Additionally, Joseph Fiennes still hasn't won me over as as FlashForward's leading man. His Mark Benford is so icy and dull that it's hard to root for him. I keep half wishing he would take a drink just so that he'd warm up slightly. Placing him in jeopardy in the opening moments of the episode didn't add any tension to the mix, as I knew we'd flip back to that point later. So the "flashback" to roughly 36 hours later wasn't surprising or compelling in the least; the writers would have been better off having the ambush (which, by the way, no one else seemed to be anywhere near) come off as a shock when it unfolded in linear time.
Likewise, it was blatantly obvious as soon as we saw Janis in her karate class that we were about to meet her love interest. (I actually called it out loud, turning to my wife and saying, "Love interest in 3... 2... 1...") I understand, given her jarring flashforward, that Janis would be questioning how she got pregnant but the sudden intimacy between her and Navi Rawat's Maya was off-putting. Sure, you might wonder about the person you're on your first date with but I found it hard to swallow that she would actually bring up her thoughts and feelings about a future relationship with this person on a first date. It should have been a signal for Maya to run but because she saw she was wearing a wedding band in her flashforward, she's all for taking a leap of faith as well.
Janis is one of the few interesting elements of the series and I hate to see her getting caught up in a surface-level romantic subplot already, particularly one that doesn't really make much sense. So in the next six months, her relationship advances to the point where she gets pregnant (artificially inseminated?) and gets married to someone she's only just met? Huh? Really?

### GIVEN RECORDS
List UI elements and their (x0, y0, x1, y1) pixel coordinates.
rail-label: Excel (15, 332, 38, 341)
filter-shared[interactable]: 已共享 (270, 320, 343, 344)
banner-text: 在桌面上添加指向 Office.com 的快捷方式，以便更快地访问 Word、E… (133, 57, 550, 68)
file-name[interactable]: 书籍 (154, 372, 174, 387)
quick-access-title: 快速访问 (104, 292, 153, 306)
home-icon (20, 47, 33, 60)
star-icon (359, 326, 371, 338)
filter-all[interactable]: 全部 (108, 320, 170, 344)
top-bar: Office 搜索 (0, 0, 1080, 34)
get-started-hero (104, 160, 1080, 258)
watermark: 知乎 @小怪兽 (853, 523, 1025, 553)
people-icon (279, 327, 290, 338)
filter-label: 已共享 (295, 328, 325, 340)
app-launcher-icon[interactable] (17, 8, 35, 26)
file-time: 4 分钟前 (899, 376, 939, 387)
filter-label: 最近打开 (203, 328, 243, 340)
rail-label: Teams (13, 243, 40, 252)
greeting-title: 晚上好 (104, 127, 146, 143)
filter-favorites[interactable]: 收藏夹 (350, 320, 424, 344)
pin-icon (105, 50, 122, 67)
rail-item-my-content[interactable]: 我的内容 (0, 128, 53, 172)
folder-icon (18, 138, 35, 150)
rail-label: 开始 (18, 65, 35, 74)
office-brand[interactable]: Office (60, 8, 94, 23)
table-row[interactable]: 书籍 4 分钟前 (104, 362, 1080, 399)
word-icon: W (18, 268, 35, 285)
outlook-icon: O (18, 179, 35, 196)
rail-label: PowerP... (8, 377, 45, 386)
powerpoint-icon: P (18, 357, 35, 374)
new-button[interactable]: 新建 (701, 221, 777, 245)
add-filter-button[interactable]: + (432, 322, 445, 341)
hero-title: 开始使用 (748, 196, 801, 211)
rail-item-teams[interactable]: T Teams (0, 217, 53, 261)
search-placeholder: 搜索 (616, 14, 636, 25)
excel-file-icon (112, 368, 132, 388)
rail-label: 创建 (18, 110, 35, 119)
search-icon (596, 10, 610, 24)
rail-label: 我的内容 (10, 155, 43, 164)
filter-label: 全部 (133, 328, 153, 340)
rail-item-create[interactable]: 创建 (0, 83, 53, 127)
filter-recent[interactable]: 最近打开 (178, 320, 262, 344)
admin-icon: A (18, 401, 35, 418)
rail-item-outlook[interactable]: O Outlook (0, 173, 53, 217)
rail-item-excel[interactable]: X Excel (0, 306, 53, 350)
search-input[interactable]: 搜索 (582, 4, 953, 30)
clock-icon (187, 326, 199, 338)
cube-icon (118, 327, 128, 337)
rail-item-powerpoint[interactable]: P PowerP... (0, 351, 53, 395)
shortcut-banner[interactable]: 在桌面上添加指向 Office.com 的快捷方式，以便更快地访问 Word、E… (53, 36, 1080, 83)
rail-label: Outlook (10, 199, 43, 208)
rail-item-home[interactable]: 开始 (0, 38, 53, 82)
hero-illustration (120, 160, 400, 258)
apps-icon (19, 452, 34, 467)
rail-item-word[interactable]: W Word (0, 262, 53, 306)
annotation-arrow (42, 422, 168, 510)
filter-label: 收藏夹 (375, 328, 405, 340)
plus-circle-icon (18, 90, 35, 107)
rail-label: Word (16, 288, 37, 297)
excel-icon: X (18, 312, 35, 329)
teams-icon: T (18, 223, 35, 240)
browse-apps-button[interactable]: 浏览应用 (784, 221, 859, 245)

### WHAT TO WORK ON
Answer these questions about the FlashForward review:
(a) Which actor plays Mark Benford?
(b) Where was Janis when it became obvious that her love interest was about to appear?
(c) Which actor plays Maya?
Answer from the text alone.

### COMPLETED TASK
(a) Joseph Fiennes
(b) In her karate class
(c) Navi Rawat